Do this —
In the entries that follow, find the word "JSON" and report each line it is on.

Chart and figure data
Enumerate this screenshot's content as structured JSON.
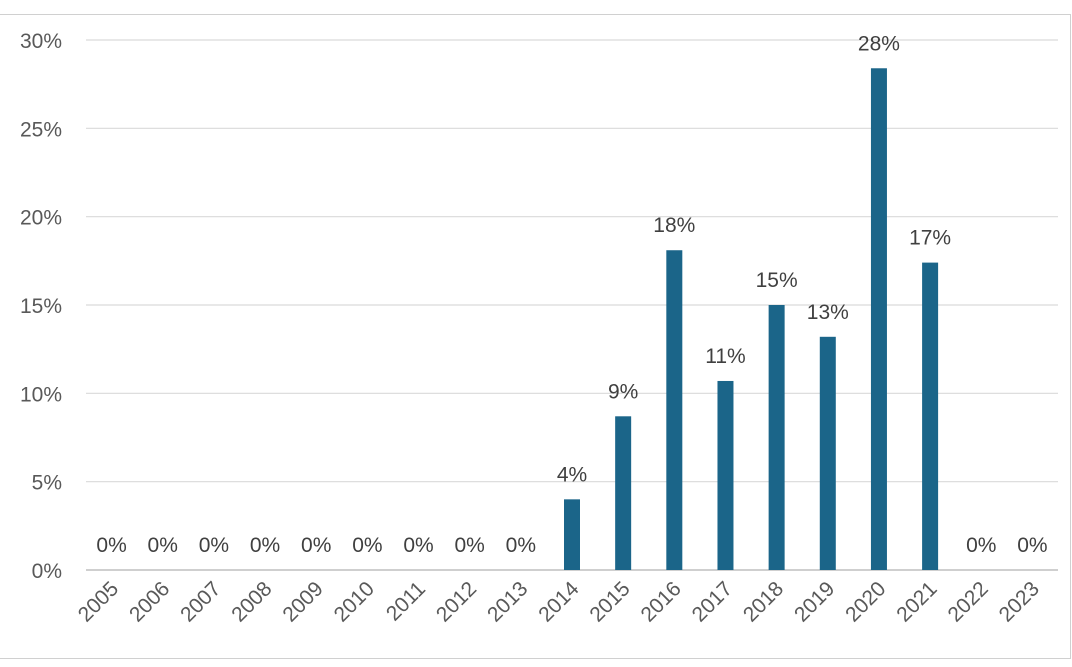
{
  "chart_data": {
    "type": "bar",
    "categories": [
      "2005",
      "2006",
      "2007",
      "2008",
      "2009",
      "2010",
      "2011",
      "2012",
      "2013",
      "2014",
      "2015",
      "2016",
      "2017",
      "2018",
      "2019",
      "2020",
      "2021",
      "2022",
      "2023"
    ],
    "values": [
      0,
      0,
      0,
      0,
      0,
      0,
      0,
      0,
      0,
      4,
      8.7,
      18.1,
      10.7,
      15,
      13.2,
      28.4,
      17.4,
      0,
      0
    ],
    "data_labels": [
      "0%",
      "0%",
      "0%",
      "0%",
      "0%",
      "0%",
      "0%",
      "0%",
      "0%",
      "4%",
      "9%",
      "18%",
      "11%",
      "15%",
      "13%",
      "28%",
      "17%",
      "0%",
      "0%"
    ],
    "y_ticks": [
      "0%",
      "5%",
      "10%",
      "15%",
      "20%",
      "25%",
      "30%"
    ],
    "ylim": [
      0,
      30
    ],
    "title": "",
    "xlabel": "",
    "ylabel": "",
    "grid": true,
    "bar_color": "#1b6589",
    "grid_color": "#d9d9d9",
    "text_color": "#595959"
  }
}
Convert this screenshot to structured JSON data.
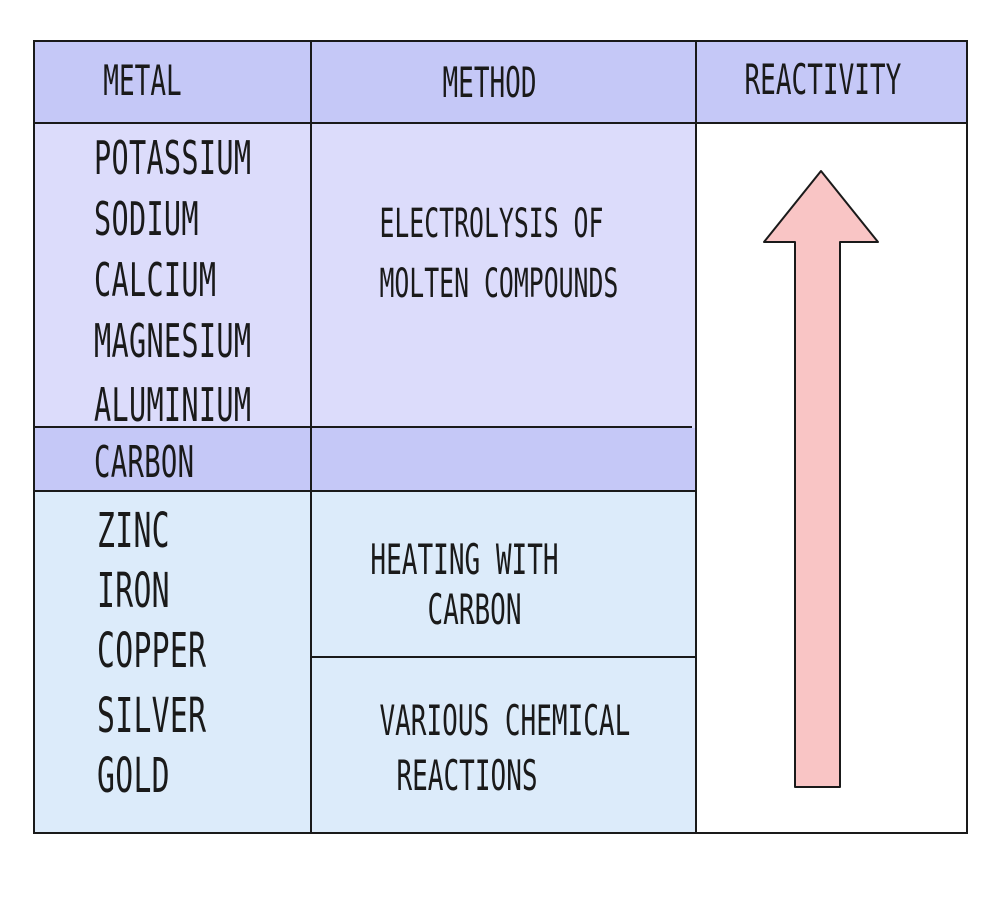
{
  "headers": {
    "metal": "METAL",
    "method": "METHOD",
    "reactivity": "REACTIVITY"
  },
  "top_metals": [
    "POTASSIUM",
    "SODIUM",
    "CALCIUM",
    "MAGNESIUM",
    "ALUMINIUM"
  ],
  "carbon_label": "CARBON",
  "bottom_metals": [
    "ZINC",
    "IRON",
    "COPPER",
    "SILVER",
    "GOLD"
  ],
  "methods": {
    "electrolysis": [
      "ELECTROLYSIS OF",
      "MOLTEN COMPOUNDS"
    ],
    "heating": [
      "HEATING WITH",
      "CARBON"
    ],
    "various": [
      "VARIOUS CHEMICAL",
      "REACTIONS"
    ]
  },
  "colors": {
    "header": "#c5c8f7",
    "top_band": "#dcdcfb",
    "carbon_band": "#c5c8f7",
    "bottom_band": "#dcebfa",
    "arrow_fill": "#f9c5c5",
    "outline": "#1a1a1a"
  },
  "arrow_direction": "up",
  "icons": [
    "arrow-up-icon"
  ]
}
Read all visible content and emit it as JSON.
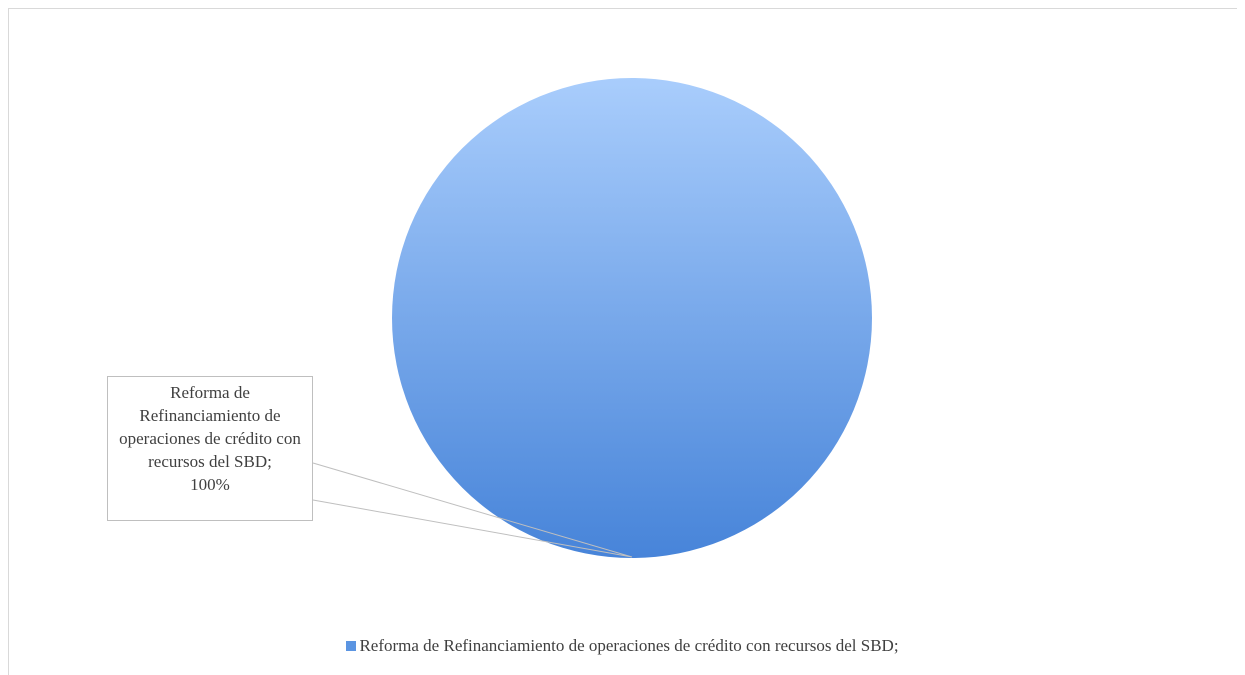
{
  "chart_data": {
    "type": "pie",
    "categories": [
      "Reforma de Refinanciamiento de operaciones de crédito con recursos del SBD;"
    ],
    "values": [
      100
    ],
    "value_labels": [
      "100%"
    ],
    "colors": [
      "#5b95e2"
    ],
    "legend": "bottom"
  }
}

Answer to the task —
Enumerate this screenshot's content as structured JSON.
Convert this screenshot to structured JSON data.
Read all visible content and emit it as JSON.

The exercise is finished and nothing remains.